• INSTRUCTIONS FOR THE TASK:
Restate the complete material exactly.
════════════════
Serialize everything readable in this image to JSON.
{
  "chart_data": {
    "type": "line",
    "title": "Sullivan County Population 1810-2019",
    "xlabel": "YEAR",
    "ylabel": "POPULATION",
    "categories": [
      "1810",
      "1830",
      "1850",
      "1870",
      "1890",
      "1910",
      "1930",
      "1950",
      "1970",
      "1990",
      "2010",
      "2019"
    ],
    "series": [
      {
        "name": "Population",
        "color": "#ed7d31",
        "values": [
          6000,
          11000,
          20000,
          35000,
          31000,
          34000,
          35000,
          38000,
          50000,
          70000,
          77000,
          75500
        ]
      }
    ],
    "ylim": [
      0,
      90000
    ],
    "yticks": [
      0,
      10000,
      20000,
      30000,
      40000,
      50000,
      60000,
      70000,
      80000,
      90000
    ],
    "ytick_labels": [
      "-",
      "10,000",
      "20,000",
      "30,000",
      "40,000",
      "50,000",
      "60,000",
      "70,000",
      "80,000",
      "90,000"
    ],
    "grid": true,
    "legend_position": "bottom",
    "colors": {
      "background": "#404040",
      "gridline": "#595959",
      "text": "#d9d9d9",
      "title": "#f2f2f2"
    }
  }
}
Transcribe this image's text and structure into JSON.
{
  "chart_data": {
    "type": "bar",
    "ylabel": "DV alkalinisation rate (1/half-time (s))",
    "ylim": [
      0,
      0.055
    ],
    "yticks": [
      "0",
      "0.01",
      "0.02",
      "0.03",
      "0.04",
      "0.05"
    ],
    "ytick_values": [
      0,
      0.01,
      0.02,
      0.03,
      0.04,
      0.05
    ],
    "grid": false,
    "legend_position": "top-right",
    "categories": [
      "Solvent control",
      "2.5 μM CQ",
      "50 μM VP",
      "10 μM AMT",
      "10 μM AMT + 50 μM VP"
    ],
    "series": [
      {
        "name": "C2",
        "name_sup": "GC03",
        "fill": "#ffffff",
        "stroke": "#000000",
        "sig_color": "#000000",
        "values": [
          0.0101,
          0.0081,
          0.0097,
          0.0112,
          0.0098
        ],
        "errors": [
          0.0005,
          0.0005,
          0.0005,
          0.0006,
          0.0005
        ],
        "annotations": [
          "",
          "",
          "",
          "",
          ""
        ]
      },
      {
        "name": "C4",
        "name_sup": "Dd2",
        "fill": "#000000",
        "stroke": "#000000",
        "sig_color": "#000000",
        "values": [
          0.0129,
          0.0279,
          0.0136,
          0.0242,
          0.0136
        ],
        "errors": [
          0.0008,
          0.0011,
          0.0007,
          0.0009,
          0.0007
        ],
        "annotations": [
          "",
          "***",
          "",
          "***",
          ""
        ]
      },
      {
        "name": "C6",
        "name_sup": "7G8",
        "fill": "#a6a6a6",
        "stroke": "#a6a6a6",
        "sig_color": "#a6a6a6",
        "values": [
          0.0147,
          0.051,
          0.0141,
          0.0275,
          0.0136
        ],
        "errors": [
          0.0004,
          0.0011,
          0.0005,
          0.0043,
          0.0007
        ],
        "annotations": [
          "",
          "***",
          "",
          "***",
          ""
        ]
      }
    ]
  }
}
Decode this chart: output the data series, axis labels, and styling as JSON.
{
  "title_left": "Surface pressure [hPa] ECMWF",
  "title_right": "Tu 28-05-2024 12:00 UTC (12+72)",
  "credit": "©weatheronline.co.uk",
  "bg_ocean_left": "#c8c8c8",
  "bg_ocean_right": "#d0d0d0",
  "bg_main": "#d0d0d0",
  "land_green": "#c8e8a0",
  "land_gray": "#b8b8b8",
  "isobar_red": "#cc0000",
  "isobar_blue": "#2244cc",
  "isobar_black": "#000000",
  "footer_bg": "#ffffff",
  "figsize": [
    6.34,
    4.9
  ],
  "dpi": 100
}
════════════════
• RESPONSE FOR THIS EXERCISE:
Serialize everything readable in this image to JSON.
{
  "chart_data": {
    "type": "line",
    "title": "Sullivan County Population 1810-2019",
    "xlabel": "YEAR",
    "ylabel": "POPULATION",
    "categories": [
      "1810",
      "1830",
      "1850",
      "1870",
      "1890",
      "1910",
      "1930",
      "1950",
      "1970",
      "1990",
      "2010",
      "2019"
    ],
    "series": [
      {
        "name": "Population",
        "color": "#ed7d31",
        "values": [
          6000,
          11000,
          20000,
          35000,
          31000,
          34000,
          35000,
          38000,
          50000,
          70000,
          77000,
          75500
        ]
      }
    ],
    "ylim": [
      0,
      90000
    ],
    "yticks": [
      0,
      10000,
      20000,
      30000,
      40000,
      50000,
      60000,
      70000,
      80000,
      90000
    ],
    "ytick_labels": [
      "-",
      "10,000",
      "20,000",
      "30,000",
      "40,000",
      "50,000",
      "60,000",
      "70,000",
      "80,000",
      "90,000"
    ],
    "grid": true,
    "legend_position": "bottom",
    "colors": {
      "background": "#404040",
      "gridline": "#595959",
      "text": "#d9d9d9",
      "title": "#f2f2f2"
    }
  }
}
Transcribe this image's text and structure into JSON.
{
  "chart_data": {
    "type": "bar",
    "ylabel": "DV alkalinisation rate (1/half-time (s))",
    "ylim": [
      0,
      0.055
    ],
    "yticks": [
      "0",
      "0.01",
      "0.02",
      "0.03",
      "0.04",
      "0.05"
    ],
    "ytick_values": [
      0,
      0.01,
      0.02,
      0.03,
      0.04,
      0.05
    ],
    "grid": false,
    "legend_position": "top-right",
    "categories": [
      "Solvent control",
      "2.5 μM CQ",
      "50 μM VP",
      "10 μM AMT",
      "10 μM AMT + 50 μM VP"
    ],
    "series": [
      {
        "name": "C2",
        "name_sup": "GC03",
        "fill": "#ffffff",
        "stroke": "#000000",
        "sig_color": "#000000",
        "values": [
          0.0101,
          0.0081,
          0.0097,
          0.0112,
          0.0098
        ],
        "errors": [
          0.0005,
          0.0005,
          0.0005,
          0.0006,
          0.0005
        ],
        "annotations": [
          "",
          "",
          "",
          "",
          ""
        ]
      },
      {
        "name": "C4",
        "name_sup": "Dd2",
        "fill": "#000000",
        "stroke": "#000000",
        "sig_color": "#000000",
        "values": [
          0.0129,
          0.0279,
          0.0136,
          0.0242,
          0.0136
        ],
        "errors": [
          0.0008,
          0.0011,
          0.0007,
          0.0009,
          0.0007
        ],
        "annotations": [
          "",
          "***",
          "",
          "***",
          ""
        ]
      },
      {
        "name": "C6",
        "name_sup": "7G8",
        "fill": "#a6a6a6",
        "stroke": "#a6a6a6",
        "sig_color": "#a6a6a6",
        "values": [
          0.0147,
          0.051,
          0.0141,
          0.0275,
          0.0136
        ],
        "errors": [
          0.0004,
          0.0011,
          0.0005,
          0.0043,
          0.0007
        ],
        "annotations": [
          "",
          "***",
          "",
          "***",
          ""
        ]
      }
    ]
  }
}
Decode this chart: output the data series, axis labels, and styling as JSON.
{
  "title_left": "Surface pressure [hPa] ECMWF",
  "title_right": "Tu 28-05-2024 12:00 UTC (12+72)",
  "credit": "©weatheronline.co.uk",
  "bg_ocean_left": "#c8c8c8",
  "bg_ocean_right": "#d0d0d0",
  "bg_main": "#d0d0d0",
  "land_green": "#c8e8a0",
  "land_gray": "#b8b8b8",
  "isobar_red": "#cc0000",
  "isobar_blue": "#2244cc",
  "isobar_black": "#000000",
  "footer_bg": "#ffffff",
  "figsize": [
    6.34,
    4.9
  ],
  "dpi": 100
}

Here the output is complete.